-- start Excerpted data --
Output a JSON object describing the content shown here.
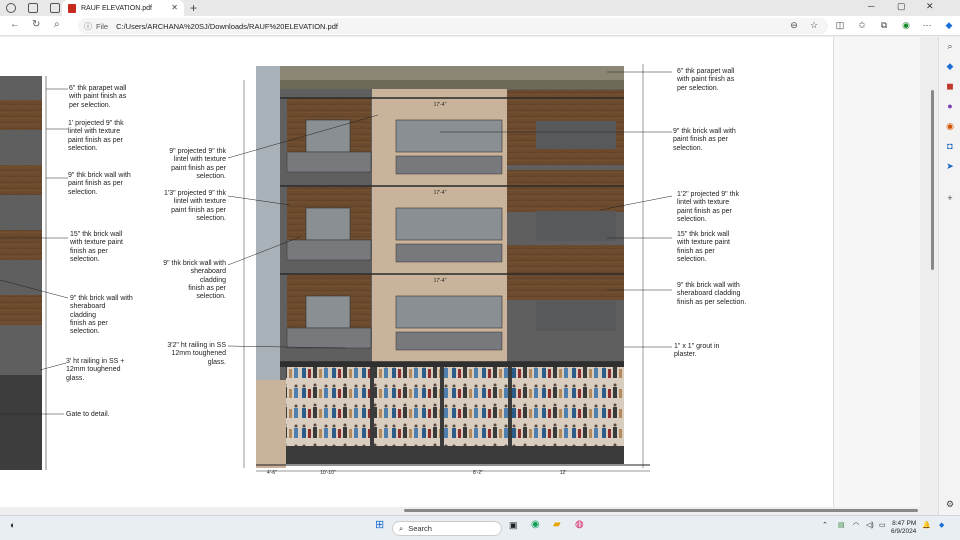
{
  "browser": {
    "tab_title": "RAUF ELEVATION.pdf",
    "url_label": "File",
    "url": "C:/Users/ARCHANA%20SJ/Downloads/RAUF%20ELEVATION.pdf"
  },
  "drawing": {
    "left_notes": [
      "6\" thk parapet wall\nwith paint finish as\nper selection.",
      "1' projected 9\" thk\nlintel with texture\npaint finish as per\nselection.",
      "9\" thk brick wall with\npaint finish as per\nselection.",
      "15\" thk brick wall\nwith texture paint\nfinish as per\nselection.",
      "9\" thk brick wall with\nsheraboard\ncladding\nfinish as per\nselection.",
      "3' ht railing in SS +\n12mm toughened\nglass.",
      "Gate to detail."
    ],
    "mid_notes": [
      "9\" projected 9\" thk\nlintel with texture\npaint finish as per\nselection.",
      "1'3\" projected 9\" thk\nlintel with texture\npaint finish as per\nselection.",
      "9\" thk brick wall with\nsheraboard\ncladding\nfinish as per\nselection.",
      "3'2\" ht railing in SS\n12mm toughened\nglass."
    ],
    "right_notes": [
      "6\" thk parapet wall\nwith paint finish as\nper selection.",
      "9\" thk brick wall with\npaint finish as per\nselection.",
      "1'2\" projected 9\" thk\nlintel with texture\npaint finish as per\nselection.",
      "15\" thk brick wall\nwith texture paint\nfinish as per\nselection.",
      "9\" thk brick wall with\nsheraboard cladding\nfinish as per selection.",
      "1\" x 1\" grout in\nplaster."
    ],
    "floor_dims": [
      "17'-4\"",
      "17'-4\"",
      "17'-4\""
    ],
    "bottom_dims": [
      "4'-6\"",
      "10'-10\"",
      "8'-2\"",
      "12'"
    ]
  },
  "taskbar": {
    "search_placeholder": "Search",
    "time": "8:47 PM",
    "date": "6/9/2024"
  },
  "colors": {
    "wood": "#6b4a2e",
    "concrete": "#5f5f5f",
    "glass": "#8a8f93",
    "beige": "#c9b39a",
    "pdf_red": "#c42b1c"
  }
}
-- end Excerpted data --
To be done: Which lines contain "texture"? Copy each of them.

Answer below:
      "1' projected 9\" thk\nlintel with texture\npaint finish as per\nselection.",
      "15\" thk brick wall\nwith texture paint\nfinish as per\nselection.",
      "9\" projected 9\" thk\nlintel with texture\npaint finish as per\nselection.",
      "1'3\" projected 9\" thk\nlintel with texture\npaint finish as per\nselection.",
      "1'2\" projected 9\" thk\nlintel with texture\npaint finish as per\nselection.",
      "15\" thk brick wall\nwith texture paint\nfinish as per\nselection.",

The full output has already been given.